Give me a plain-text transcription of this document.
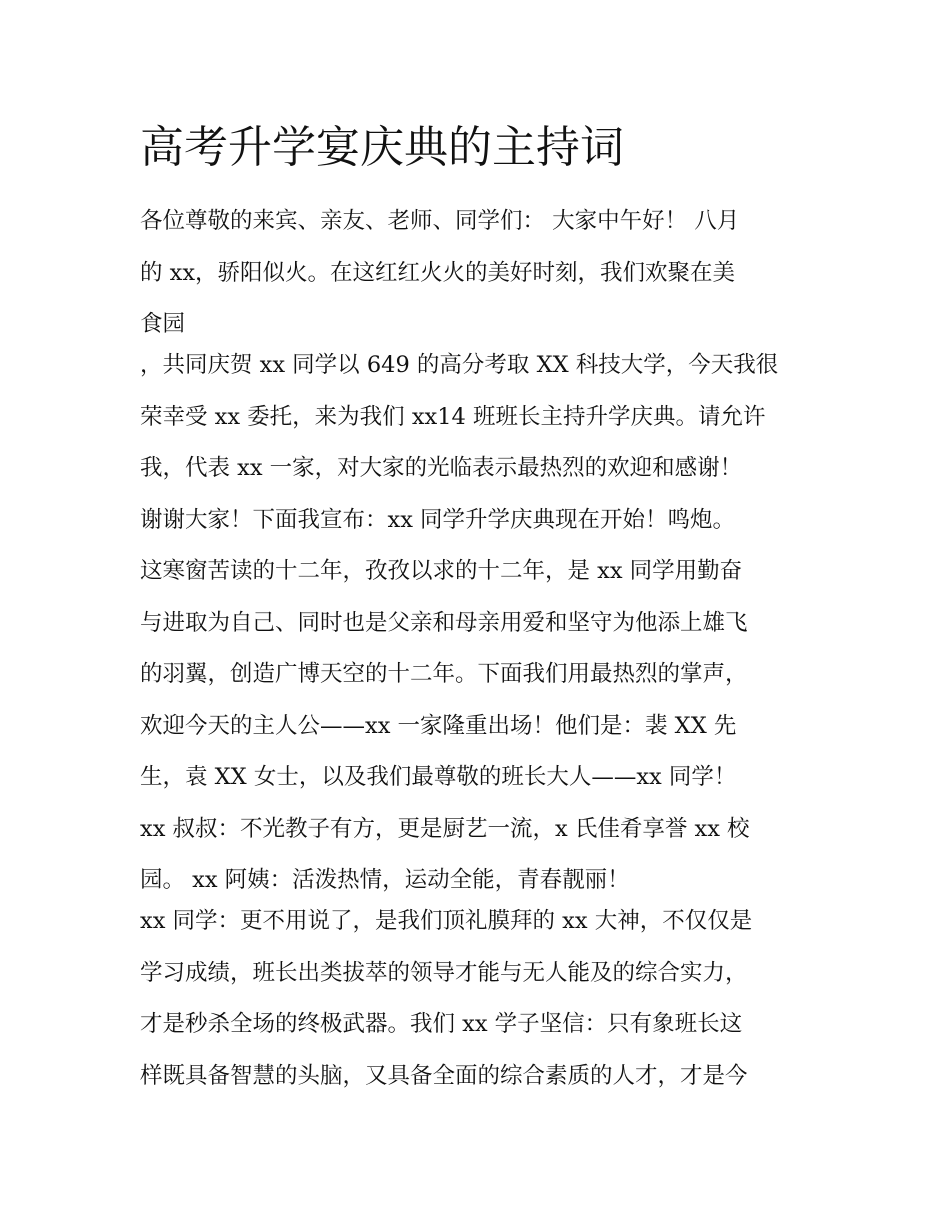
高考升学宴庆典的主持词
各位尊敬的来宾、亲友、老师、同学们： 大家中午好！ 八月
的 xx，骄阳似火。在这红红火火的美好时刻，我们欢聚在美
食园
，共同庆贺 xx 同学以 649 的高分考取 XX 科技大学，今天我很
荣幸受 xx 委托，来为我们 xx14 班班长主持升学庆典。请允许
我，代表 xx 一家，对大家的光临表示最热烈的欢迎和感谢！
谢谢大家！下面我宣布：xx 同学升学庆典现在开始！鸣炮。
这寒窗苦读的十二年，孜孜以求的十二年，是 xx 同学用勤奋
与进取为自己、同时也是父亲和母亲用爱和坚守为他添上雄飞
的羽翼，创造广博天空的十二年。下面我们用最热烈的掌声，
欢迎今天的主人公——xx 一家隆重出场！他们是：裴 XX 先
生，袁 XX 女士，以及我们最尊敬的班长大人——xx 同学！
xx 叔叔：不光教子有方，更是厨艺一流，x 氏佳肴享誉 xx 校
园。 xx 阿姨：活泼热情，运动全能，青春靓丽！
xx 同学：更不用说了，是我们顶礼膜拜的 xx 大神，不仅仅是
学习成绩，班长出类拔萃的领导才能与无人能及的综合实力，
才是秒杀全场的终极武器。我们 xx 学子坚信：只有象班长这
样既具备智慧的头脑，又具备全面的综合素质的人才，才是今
* * *
### What needs to be done
Every record above should come back exactly, but without its pictures.

### Exercise response
Give me a plain-text transcription of this document.
高考升学宴庆典的主持词
各位尊敬的来宾、亲友、老师、同学们： 大家中午好！ 八月
的 xx，骄阳似火。在这红红火火的美好时刻，我们欢聚在美
食园
，共同庆贺 xx 同学以 649 的高分考取 XX 科技大学，今天我很
荣幸受 xx 委托，来为我们 xx14 班班长主持升学庆典。请允许
我，代表 xx 一家，对大家的光临表示最热烈的欢迎和感谢！
谢谢大家！下面我宣布：xx 同学升学庆典现在开始！鸣炮。
这寒窗苦读的十二年，孜孜以求的十二年，是 xx 同学用勤奋
与进取为自己、同时也是父亲和母亲用爱和坚守为他添上雄飞
的羽翼，创造广博天空的十二年。下面我们用最热烈的掌声，
欢迎今天的主人公——xx 一家隆重出场！他们是：裴 XX 先
生，袁 XX 女士，以及我们最尊敬的班长大人——xx 同学！
xx 叔叔：不光教子有方，更是厨艺一流，x 氏佳肴享誉 xx 校
园。 xx 阿姨：活泼热情，运动全能，青春靓丽！
xx 同学：更不用说了，是我们顶礼膜拜的 xx 大神，不仅仅是
学习成绩，班长出类拔萃的领导才能与无人能及的综合实力，
才是秒杀全场的终极武器。我们 xx 学子坚信：只有象班长这
样既具备智慧的头脑，又具备全面的综合素质的人才，才是今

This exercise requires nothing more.